> EXERCISE TASK: Reproduce the entries word for word, and omit any picture you find in them.

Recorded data

_ _ _ _

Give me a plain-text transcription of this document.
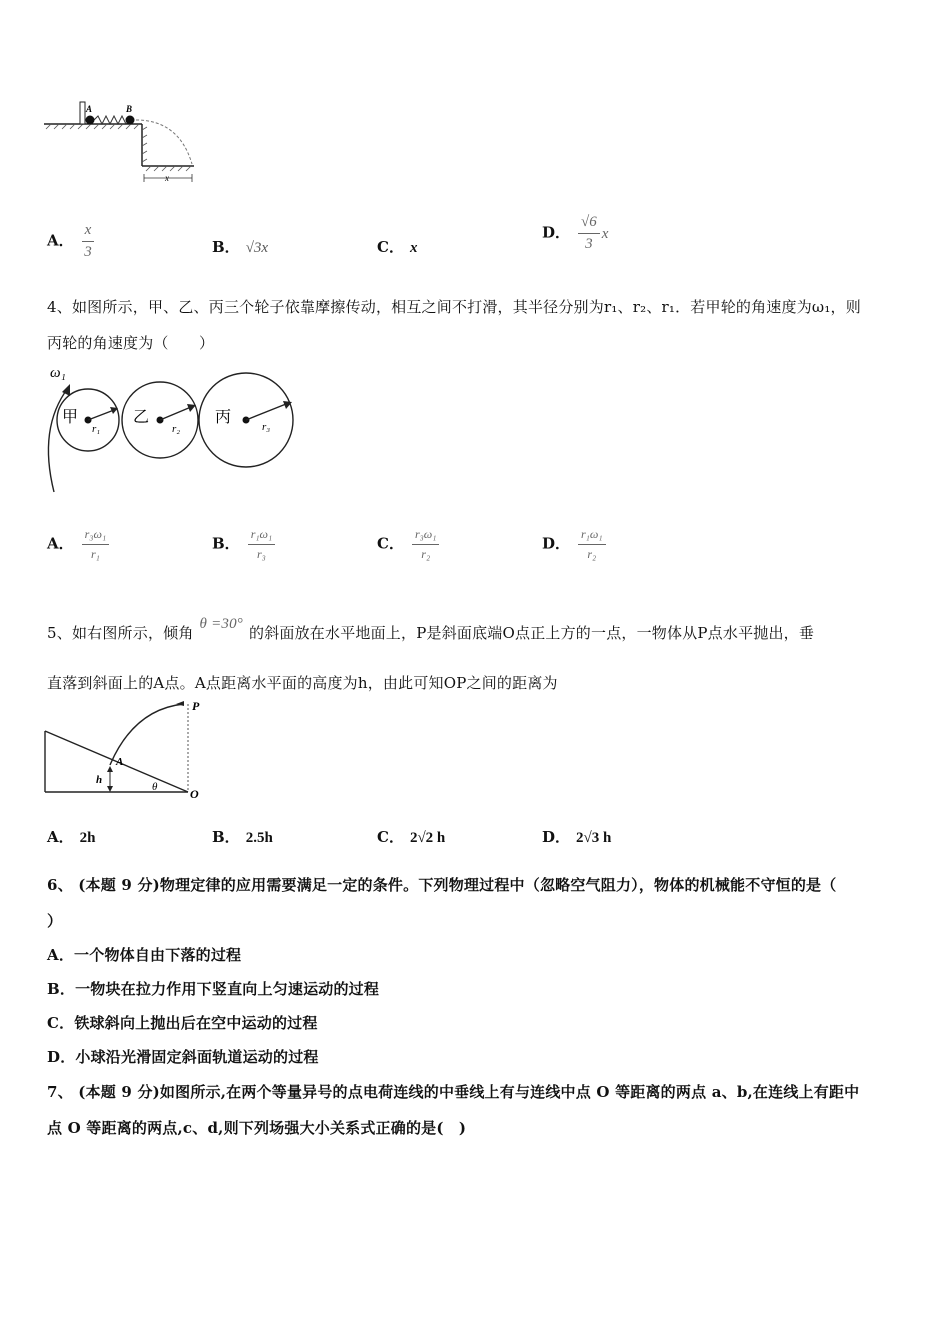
A	B
x
A． $\frac{x}{3}$	B． √3x	C． x
D． $\frac{√6}{3}$ x
4、如图所示，甲、乙、丙三个轮子依靠摩擦传动，相互之间不打滑，其半径分别为r₁、r₂、r₁．若甲轮的角速度为ω₁，则
丙轮的角速度为（　　）
ω₁
甲
r₁
乙
r₂
丙
r₃
A． $\frac{\text{r₃ω₁}}{\text{r₁}}$	B． $\frac{\text{r₁ω₁}}{\text{r₃}}$	C． $\frac{\text{r₃ω₁}}{\text{r₂}}$	D． $\frac{\text{r₁ω₁}}{\text{r₂}}$
5、如右图所示，倾角 θ =30° 的斜面放在水平地面上，P是斜面底端O点正上方的一点，一物体从P点水平抛出，垂
直落到斜面上的A点。A点距离水平面的高度为h，由此可知OP之间的距离为
P
A
h
θ	O
A． 2h	B． 2.5h	C． 2√2 h	D． 2√3 h
6、 (本题 9 分)物理定律的应用需要满足一定的条件。下列物理过程中（忽略空气阻力），物体的机械能不守恒的是（
）
A．一个物体自由下落的过程
B．一物块在拉力作用下竖直向上匀速运动的过程
C．铁球斜向上抛出后在空中运动的过程
D．小球沿光滑固定斜面轨道运动的过程
7、 (本题 9 分)如图所示,在两个等量异号的点电荷连线的中垂线上有与连线中点 O 等距离的两点 a、b,在连线上有距中
点 O 等距离的两点,c、d,则下列场强大小关系式正确的是(　)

_ _ _ _

> RESPONSE TO THE TASK:
Give me a plain-text transcription of this document.
A	B
x
A． $\frac{x}{3}$	B． √3x	C． x
D． $\frac{√6}{3}$ x
4、如图所示，甲、乙、丙三个轮子依靠摩擦传动，相互之间不打滑，其半径分别为r₁、r₂、r₁．若甲轮的角速度为ω₁，则
丙轮的角速度为（　　）
ω₁
甲
r₁
乙
r₂
丙
r₃
A． $\frac{\text{r₃ω₁}}{\text{r₁}}$	B． $\frac{\text{r₁ω₁}}{\text{r₃}}$	C． $\frac{\text{r₃ω₁}}{\text{r₂}}$	D． $\frac{\text{r₁ω₁}}{\text{r₂}}$
5、如右图所示，倾角 θ =30° 的斜面放在水平地面上，P是斜面底端O点正上方的一点，一物体从P点水平抛出，垂
直落到斜面上的A点。A点距离水平面的高度为h，由此可知OP之间的距离为
P
A
h
θ	O
A． 2h	B． 2.5h	C． 2√2 h	D． 2√3 h
6、 (本题 9 分)物理定律的应用需要满足一定的条件。下列物理过程中（忽略空气阻力），物体的机械能不守恒的是（
）
A．一个物体自由下落的过程
B．一物块在拉力作用下竖直向上匀速运动的过程
C．铁球斜向上抛出后在空中运动的过程
D．小球沿光滑固定斜面轨道运动的过程
7、 (本题 9 分)如图所示,在两个等量异号的点电荷连线的中垂线上有与连线中点 O 等距离的两点 a、b,在连线上有距中
点 O 等距离的两点,c、d,则下列场强大小关系式正确的是(　)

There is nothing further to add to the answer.